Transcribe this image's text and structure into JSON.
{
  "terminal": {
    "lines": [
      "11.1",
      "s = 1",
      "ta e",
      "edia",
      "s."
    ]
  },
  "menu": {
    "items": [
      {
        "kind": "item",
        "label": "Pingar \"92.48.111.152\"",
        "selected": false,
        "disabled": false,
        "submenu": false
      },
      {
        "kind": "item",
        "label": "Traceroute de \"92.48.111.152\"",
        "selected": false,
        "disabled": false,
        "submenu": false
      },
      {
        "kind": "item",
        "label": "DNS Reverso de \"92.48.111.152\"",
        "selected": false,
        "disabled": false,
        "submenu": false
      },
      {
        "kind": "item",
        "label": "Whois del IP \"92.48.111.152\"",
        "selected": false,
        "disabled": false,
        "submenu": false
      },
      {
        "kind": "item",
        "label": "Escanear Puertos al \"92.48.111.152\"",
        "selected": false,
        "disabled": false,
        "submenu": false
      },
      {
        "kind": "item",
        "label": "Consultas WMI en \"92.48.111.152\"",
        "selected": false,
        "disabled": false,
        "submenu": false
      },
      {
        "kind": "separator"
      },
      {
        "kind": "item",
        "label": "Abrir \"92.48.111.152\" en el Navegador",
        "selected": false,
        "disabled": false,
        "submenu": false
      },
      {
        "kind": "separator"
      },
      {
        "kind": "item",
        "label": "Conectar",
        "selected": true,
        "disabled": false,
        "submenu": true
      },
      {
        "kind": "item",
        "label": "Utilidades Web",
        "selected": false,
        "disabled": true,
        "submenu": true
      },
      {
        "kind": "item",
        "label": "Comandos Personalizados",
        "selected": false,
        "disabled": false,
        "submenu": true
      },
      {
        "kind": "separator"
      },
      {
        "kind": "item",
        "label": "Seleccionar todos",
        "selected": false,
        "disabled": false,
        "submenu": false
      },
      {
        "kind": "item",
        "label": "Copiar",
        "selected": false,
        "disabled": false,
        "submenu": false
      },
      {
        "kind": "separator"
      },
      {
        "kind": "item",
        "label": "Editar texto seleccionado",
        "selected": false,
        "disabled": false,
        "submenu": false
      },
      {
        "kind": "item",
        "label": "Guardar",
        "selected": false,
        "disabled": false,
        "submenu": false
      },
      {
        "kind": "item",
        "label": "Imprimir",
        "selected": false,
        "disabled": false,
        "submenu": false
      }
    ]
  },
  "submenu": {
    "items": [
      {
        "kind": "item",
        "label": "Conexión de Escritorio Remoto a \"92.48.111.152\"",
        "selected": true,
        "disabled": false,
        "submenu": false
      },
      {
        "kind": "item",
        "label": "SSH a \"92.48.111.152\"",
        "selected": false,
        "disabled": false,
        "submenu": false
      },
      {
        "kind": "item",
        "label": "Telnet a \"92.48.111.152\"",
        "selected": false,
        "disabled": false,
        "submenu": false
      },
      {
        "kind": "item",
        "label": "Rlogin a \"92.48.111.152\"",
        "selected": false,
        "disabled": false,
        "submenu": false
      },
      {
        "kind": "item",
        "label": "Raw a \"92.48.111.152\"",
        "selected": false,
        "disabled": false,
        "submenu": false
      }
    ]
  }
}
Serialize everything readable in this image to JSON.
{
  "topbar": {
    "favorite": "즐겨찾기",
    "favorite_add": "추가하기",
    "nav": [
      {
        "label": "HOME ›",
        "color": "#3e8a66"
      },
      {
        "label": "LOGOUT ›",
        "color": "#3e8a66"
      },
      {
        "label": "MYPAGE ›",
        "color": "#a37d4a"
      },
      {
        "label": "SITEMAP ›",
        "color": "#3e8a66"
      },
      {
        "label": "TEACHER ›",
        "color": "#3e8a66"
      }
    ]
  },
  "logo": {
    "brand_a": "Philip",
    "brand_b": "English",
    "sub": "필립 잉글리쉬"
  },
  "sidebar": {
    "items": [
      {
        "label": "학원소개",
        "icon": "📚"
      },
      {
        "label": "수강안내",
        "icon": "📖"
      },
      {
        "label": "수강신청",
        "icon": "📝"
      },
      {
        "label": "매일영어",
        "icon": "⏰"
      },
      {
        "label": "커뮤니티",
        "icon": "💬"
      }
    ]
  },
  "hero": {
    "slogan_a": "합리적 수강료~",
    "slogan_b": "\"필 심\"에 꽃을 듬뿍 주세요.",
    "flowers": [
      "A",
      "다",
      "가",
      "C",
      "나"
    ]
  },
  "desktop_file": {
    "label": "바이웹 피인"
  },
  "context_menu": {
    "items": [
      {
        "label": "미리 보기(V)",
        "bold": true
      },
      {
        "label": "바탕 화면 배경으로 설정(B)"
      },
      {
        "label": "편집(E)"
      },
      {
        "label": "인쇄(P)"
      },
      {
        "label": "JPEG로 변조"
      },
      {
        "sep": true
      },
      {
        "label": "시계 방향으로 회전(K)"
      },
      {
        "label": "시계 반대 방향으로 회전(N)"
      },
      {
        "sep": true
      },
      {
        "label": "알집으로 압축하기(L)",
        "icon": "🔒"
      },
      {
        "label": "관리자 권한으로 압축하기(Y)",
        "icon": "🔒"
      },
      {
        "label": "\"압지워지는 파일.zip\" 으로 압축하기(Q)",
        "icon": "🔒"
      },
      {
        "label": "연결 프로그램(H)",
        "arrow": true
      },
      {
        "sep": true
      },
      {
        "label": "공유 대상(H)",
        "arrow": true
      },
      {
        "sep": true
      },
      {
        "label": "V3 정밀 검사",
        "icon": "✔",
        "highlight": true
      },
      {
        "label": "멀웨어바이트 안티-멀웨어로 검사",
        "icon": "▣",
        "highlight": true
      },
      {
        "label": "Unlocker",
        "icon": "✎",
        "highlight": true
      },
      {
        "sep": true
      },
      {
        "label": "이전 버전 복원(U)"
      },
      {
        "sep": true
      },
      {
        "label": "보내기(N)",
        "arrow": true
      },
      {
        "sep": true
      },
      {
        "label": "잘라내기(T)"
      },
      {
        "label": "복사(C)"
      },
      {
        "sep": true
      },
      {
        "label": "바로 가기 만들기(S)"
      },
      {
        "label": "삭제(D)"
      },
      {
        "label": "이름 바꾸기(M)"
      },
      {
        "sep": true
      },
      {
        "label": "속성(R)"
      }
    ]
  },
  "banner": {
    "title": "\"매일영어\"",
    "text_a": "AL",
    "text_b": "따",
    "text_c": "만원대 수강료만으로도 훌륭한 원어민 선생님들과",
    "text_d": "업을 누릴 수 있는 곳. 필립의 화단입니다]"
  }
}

Goal
All lines holding the word "방향으로" should be picked out and copied.

Correct result
        "label": "시계 방향으로 회전(K)"
        "label": "시계 반대 방향으로 회전(N)"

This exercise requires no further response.